Look through the material below and give the number of lines holding "name", with no other words.
+++
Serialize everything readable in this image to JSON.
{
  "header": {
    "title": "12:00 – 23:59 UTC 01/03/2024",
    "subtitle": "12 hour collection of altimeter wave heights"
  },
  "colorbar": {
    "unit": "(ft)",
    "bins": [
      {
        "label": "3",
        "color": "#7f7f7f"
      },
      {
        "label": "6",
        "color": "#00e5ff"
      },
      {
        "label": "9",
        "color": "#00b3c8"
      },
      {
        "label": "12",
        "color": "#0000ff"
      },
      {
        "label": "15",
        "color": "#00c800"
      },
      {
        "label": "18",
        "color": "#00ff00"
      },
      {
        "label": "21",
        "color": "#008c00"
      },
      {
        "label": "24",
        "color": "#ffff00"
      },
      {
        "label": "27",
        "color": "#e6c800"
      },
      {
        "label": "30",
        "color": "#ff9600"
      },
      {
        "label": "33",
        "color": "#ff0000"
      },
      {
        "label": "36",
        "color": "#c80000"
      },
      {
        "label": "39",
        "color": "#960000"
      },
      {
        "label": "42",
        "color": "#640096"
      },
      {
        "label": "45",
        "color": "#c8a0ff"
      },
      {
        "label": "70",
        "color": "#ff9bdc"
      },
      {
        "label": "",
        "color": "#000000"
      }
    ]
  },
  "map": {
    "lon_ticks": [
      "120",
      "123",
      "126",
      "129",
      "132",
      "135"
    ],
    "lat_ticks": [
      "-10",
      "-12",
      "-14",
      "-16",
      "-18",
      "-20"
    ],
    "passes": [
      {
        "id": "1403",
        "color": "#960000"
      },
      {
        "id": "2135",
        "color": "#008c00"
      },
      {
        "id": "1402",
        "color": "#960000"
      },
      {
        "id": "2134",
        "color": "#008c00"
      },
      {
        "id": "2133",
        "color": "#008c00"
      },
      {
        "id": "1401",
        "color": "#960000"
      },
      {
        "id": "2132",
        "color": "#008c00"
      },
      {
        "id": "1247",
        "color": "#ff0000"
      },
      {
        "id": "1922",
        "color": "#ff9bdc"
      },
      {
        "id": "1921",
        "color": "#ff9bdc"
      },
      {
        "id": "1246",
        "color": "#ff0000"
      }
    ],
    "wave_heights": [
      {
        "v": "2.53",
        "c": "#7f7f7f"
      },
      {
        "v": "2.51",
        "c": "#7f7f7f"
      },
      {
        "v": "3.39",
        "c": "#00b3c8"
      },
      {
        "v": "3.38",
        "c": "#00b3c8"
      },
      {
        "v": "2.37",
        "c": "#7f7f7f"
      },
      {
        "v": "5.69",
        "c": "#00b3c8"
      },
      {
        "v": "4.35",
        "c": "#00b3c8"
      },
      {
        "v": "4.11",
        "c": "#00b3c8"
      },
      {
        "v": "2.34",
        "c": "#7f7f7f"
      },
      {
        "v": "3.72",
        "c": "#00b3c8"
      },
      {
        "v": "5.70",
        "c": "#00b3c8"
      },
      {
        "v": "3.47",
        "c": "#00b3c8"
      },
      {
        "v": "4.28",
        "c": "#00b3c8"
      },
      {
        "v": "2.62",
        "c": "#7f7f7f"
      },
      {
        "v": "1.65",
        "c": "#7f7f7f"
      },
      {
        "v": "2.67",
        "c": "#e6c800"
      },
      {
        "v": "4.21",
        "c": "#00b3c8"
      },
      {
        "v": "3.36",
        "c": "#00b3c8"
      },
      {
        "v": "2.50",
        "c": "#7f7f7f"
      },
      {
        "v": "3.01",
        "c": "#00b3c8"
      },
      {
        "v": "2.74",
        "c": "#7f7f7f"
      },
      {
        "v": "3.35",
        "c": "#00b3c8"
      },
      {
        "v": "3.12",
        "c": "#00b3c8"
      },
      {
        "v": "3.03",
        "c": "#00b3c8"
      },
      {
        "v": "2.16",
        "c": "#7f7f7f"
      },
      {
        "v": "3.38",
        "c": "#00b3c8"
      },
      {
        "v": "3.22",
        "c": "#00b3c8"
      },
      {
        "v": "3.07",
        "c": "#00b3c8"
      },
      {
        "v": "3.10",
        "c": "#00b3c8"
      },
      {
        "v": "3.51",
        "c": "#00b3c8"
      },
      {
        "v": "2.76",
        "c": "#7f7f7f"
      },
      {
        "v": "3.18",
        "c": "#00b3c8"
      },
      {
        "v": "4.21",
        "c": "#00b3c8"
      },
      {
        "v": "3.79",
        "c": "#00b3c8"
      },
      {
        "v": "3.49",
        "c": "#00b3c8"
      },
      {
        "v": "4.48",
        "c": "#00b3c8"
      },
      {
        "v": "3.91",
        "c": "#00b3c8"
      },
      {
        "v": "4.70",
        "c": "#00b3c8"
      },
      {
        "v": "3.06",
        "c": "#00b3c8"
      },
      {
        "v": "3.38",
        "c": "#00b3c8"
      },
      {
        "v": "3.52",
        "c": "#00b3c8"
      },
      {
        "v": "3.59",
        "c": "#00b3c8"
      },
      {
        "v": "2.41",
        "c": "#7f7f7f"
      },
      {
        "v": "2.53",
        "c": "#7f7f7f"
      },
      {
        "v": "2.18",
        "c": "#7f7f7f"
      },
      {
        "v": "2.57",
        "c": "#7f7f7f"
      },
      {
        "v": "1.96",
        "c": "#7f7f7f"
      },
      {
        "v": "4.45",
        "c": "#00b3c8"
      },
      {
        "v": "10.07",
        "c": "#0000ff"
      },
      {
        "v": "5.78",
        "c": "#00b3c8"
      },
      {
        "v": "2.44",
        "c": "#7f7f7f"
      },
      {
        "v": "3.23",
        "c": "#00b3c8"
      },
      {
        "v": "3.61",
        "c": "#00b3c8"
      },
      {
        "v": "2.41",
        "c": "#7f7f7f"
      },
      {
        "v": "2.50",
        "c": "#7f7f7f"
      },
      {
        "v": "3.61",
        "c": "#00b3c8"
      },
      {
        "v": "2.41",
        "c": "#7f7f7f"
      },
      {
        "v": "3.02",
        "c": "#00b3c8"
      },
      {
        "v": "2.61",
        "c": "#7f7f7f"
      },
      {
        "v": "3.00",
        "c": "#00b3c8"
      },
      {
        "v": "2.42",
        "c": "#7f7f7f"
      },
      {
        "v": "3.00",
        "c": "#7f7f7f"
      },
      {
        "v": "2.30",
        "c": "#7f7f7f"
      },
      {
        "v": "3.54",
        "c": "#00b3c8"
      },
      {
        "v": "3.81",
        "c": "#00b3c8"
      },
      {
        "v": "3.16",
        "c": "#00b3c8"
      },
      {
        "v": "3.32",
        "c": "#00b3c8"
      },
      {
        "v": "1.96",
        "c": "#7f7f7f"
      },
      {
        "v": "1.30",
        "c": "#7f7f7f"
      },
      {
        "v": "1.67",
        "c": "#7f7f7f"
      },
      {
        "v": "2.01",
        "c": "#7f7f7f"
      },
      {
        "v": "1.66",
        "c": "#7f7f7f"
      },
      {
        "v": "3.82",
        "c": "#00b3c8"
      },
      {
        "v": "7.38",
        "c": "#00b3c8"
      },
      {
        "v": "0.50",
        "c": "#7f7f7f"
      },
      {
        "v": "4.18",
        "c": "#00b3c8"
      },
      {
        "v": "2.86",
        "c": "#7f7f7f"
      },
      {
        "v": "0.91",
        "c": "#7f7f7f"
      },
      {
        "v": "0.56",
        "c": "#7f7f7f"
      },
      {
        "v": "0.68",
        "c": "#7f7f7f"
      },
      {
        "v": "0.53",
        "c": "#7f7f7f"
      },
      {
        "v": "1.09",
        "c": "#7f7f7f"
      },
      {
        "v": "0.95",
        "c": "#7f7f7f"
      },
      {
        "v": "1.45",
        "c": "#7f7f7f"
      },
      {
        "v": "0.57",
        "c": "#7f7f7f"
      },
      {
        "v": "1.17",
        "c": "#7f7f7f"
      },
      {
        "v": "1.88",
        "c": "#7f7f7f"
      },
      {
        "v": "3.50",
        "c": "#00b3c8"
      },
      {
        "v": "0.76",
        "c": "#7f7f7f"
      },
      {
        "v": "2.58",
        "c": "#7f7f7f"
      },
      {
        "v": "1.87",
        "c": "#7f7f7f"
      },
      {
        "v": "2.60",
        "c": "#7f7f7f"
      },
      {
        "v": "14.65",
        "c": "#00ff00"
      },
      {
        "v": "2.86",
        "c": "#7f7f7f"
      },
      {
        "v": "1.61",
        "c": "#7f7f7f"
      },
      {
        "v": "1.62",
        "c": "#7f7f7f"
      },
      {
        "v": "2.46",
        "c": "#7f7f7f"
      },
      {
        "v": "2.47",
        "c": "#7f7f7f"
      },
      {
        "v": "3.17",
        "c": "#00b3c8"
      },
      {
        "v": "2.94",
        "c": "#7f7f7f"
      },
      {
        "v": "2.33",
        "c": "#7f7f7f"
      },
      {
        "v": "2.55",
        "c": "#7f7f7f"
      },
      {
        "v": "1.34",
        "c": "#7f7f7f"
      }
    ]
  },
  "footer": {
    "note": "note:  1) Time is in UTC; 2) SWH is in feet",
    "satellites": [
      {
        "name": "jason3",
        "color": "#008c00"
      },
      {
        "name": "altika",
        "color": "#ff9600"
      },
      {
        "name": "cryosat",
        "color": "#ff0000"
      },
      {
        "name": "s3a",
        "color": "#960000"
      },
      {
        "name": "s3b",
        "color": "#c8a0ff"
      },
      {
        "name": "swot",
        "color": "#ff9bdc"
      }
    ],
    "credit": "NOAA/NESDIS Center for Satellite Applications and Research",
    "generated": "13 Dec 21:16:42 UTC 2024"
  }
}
+++
* _In response_
6